Task instructions — Without the pictures, set down the records below word for word.

[A block of data]
----------

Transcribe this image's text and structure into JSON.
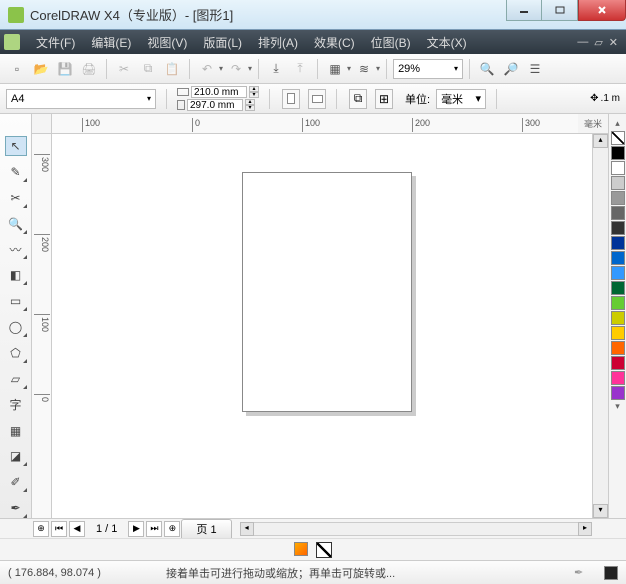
{
  "window": {
    "title": "CorelDRAW X4（专业版）- [图形1]"
  },
  "menu": {
    "file": "文件(F)",
    "edit": "编辑(E)",
    "view": "视图(V)",
    "layout": "版面(L)",
    "arrange": "排列(A)",
    "effects": "效果(C)",
    "bitmap": "位图(B)",
    "text": "文本(X)"
  },
  "toolbar": {
    "zoom": "29%"
  },
  "property": {
    "paper": "A4",
    "width": "210.0 mm",
    "height": "297.0 mm",
    "units_label": "单位:",
    "units_value": "毫米",
    "nudge": ".1 m"
  },
  "ruler": {
    "unit_label": "毫米",
    "h_ticks": [
      {
        "pos": 30,
        "label": "100"
      },
      {
        "pos": 140,
        "label": "0"
      },
      {
        "pos": 250,
        "label": "100"
      },
      {
        "pos": 360,
        "label": "200"
      },
      {
        "pos": 470,
        "label": "300"
      }
    ],
    "v_ticks": [
      {
        "pos": 20,
        "label": "300"
      },
      {
        "pos": 100,
        "label": "200"
      },
      {
        "pos": 180,
        "label": "100"
      },
      {
        "pos": 260,
        "label": "0"
      }
    ]
  },
  "pagenav": {
    "counter": "1 / 1",
    "tab": "页 1"
  },
  "status": {
    "coords": "( 176.884, 98.074 )",
    "hint": "接着单击可进行拖动或缩放；再单击可旋转或..."
  },
  "palette": [
    "none",
    "#000000",
    "#ffffff",
    "#cccccc",
    "#999999",
    "#666666",
    "#333333",
    "#003399",
    "#0066cc",
    "#3399ff",
    "#006633",
    "#66cc33",
    "#cccc00",
    "#ffcc00",
    "#ff6600",
    "#cc0033",
    "#ff3399",
    "#9933cc"
  ]
}
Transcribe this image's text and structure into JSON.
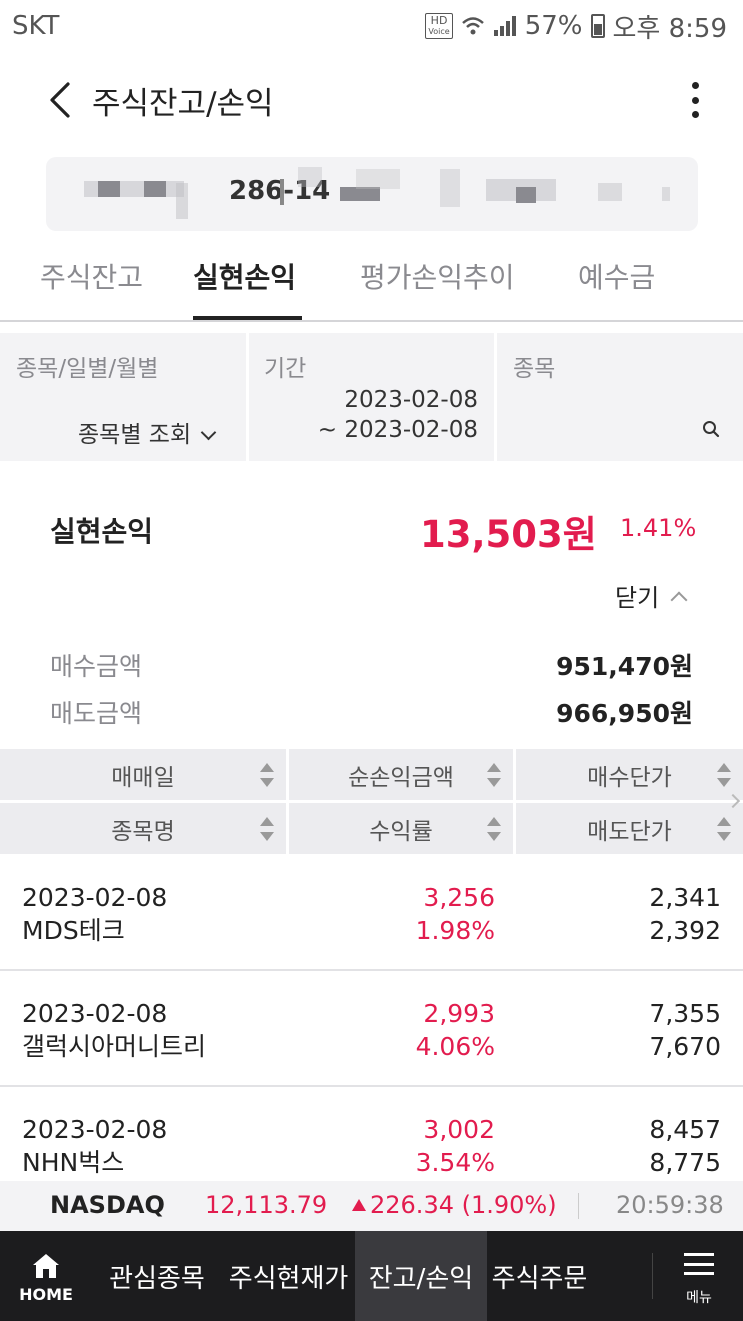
{
  "status": {
    "carrier": "SKT",
    "hd_label": "HD",
    "hd_sub": "Voice",
    "battery": "57%",
    "time": "오후 8:59"
  },
  "header": {
    "title": "주식잔고/손익"
  },
  "account": {
    "number_visible": "286-14"
  },
  "tabs": [
    {
      "label": "주식잔고"
    },
    {
      "label": "실현손익"
    },
    {
      "label": "평가손익추이"
    },
    {
      "label": "예수금"
    }
  ],
  "filter": {
    "type_label": "종목/일별/월별",
    "type_value": "종목별 조회",
    "period_label": "기간",
    "period_from": "2023-02-08",
    "period_to": "~ 2023-02-08",
    "stock_label": "종목"
  },
  "summary": {
    "label": "실현손익",
    "value": "13,503원",
    "rate": "1.41%",
    "toggle_label": "닫기",
    "buy_label": "매수금액",
    "buy_value": "951,470원",
    "sell_label": "매도금액",
    "sell_value": "966,950원"
  },
  "table": {
    "headers_row1": [
      "매매일",
      "순손익금액",
      "매수단가"
    ],
    "headers_row2": [
      "종목명",
      "수익률",
      "매도단가"
    ],
    "rows": [
      {
        "date": "2023-02-08",
        "name": "MDS테크",
        "profit": "3,256",
        "rate": "1.98%",
        "buy_price": "2,341",
        "sell_price": "2,392"
      },
      {
        "date": "2023-02-08",
        "name": "갤럭시아머니트리",
        "profit": "2,993",
        "rate": "4.06%",
        "buy_price": "7,355",
        "sell_price": "7,670"
      },
      {
        "date": "2023-02-08",
        "name": "NHN벅스",
        "profit": "3,002",
        "rate": "3.54%",
        "buy_price": "8,457",
        "sell_price": "8,775"
      }
    ]
  },
  "ticker": {
    "name": "NASDAQ",
    "value": "12,113.79",
    "change": "226.34 (1.90%)",
    "time": "20:59:38"
  },
  "bottom_nav": {
    "home": "HOME",
    "items": [
      "관심종목",
      "주식현재가",
      "잔고/손익",
      "주식주문"
    ],
    "menu": "메뉴"
  },
  "colors": {
    "accent_red": "#e21c4e",
    "nav_bg": "#1c1c1e",
    "panel_bg": "#f3f3f5"
  },
  "icons": [
    "back-arrow-icon",
    "kebab-menu-icon",
    "search-icon",
    "sort-icon",
    "home-icon",
    "hamburger-menu-icon"
  ]
}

----------

Result for this exercise —
Transcribe this image's text and structure into JSON.
{
  "window": {
    "title": "CorelDRAW X4（专业版）- [图形1]"
  },
  "menu": {
    "file": "文件(F)",
    "edit": "编辑(E)",
    "view": "视图(V)",
    "layout": "版面(L)",
    "arrange": "排列(A)",
    "effects": "效果(C)",
    "bitmap": "位图(B)",
    "text": "文本(X)"
  },
  "toolbar": {
    "zoom": "29%"
  },
  "property": {
    "paper": "A4",
    "width": "210.0 mm",
    "height": "297.0 mm",
    "units_label": "单位:",
    "units_value": "毫米",
    "nudge": ".1 m"
  },
  "ruler": {
    "unit_label": "毫米",
    "h_ticks": [
      {
        "pos": 30,
        "label": "100"
      },
      {
        "pos": 140,
        "label": "0"
      },
      {
        "pos": 250,
        "label": "100"
      },
      {
        "pos": 360,
        "label": "200"
      },
      {
        "pos": 470,
        "label": "300"
      }
    ],
    "v_ticks": [
      {
        "pos": 20,
        "label": "300"
      },
      {
        "pos": 100,
        "label": "200"
      },
      {
        "pos": 180,
        "label": "100"
      },
      {
        "pos": 260,
        "label": "0"
      }
    ]
  },
  "pagenav": {
    "counter": "1 / 1",
    "tab": "页 1"
  },
  "status": {
    "coords": "( 176.884, 98.074 )",
    "hint": "接着单击可进行拖动或缩放；再单击可旋转或..."
  },
  "palette": [
    "none",
    "#000000",
    "#ffffff",
    "#cccccc",
    "#999999",
    "#666666",
    "#333333",
    "#003399",
    "#0066cc",
    "#3399ff",
    "#006633",
    "#66cc33",
    "#cccc00",
    "#ffcc00",
    "#ff6600",
    "#cc0033",
    "#ff3399",
    "#9933cc"
  ]
}
Transcribe this image's text and structure into JSON.
{
  "status": {
    "carrier": "SKT",
    "hd_label": "HD",
    "hd_sub": "Voice",
    "battery": "57%",
    "time": "오후 8:59"
  },
  "header": {
    "title": "주식잔고/손익"
  },
  "account": {
    "number_visible": "286-14"
  },
  "tabs": [
    {
      "label": "주식잔고"
    },
    {
      "label": "실현손익"
    },
    {
      "label": "평가손익추이"
    },
    {
      "label": "예수금"
    }
  ],
  "filter": {
    "type_label": "종목/일별/월별",
    "type_value": "종목별 조회",
    "period_label": "기간",
    "period_from": "2023-02-08",
    "period_to": "~ 2023-02-08",
    "stock_label": "종목"
  },
  "summary": {
    "label": "실현손익",
    "value": "13,503원",
    "rate": "1.41%",
    "toggle_label": "닫기",
    "buy_label": "매수금액",
    "buy_value": "951,470원",
    "sell_label": "매도금액",
    "sell_value": "966,950원"
  },
  "table": {
    "headers_row1": [
      "매매일",
      "순손익금액",
      "매수단가"
    ],
    "headers_row2": [
      "종목명",
      "수익률",
      "매도단가"
    ],
    "rows": [
      {
        "date": "2023-02-08",
        "name": "MDS테크",
        "profit": "3,256",
        "rate": "1.98%",
        "buy_price": "2,341",
        "sell_price": "2,392"
      },
      {
        "date": "2023-02-08",
        "name": "갤럭시아머니트리",
        "profit": "2,993",
        "rate": "4.06%",
        "buy_price": "7,355",
        "sell_price": "7,670"
      },
      {
        "date": "2023-02-08",
        "name": "NHN벅스",
        "profit": "3,002",
        "rate": "3.54%",
        "buy_price": "8,457",
        "sell_price": "8,775"
      }
    ]
  },
  "ticker": {
    "name": "NASDAQ",
    "value": "12,113.79",
    "change": "226.34 (1.90%)",
    "time": "20:59:38"
  },
  "bottom_nav": {
    "home": "HOME",
    "items": [
      "관심종목",
      "주식현재가",
      "잔고/손익",
      "주식주문"
    ],
    "menu": "메뉴"
  },
  "colors": {
    "accent_red": "#e21c4e",
    "nav_bg": "#1c1c1e",
    "panel_bg": "#f3f3f5"
  },
  "icons": [
    "back-arrow-icon",
    "kebab-menu-icon",
    "search-icon",
    "sort-icon",
    "home-icon",
    "hamburger-menu-icon"
  ]
}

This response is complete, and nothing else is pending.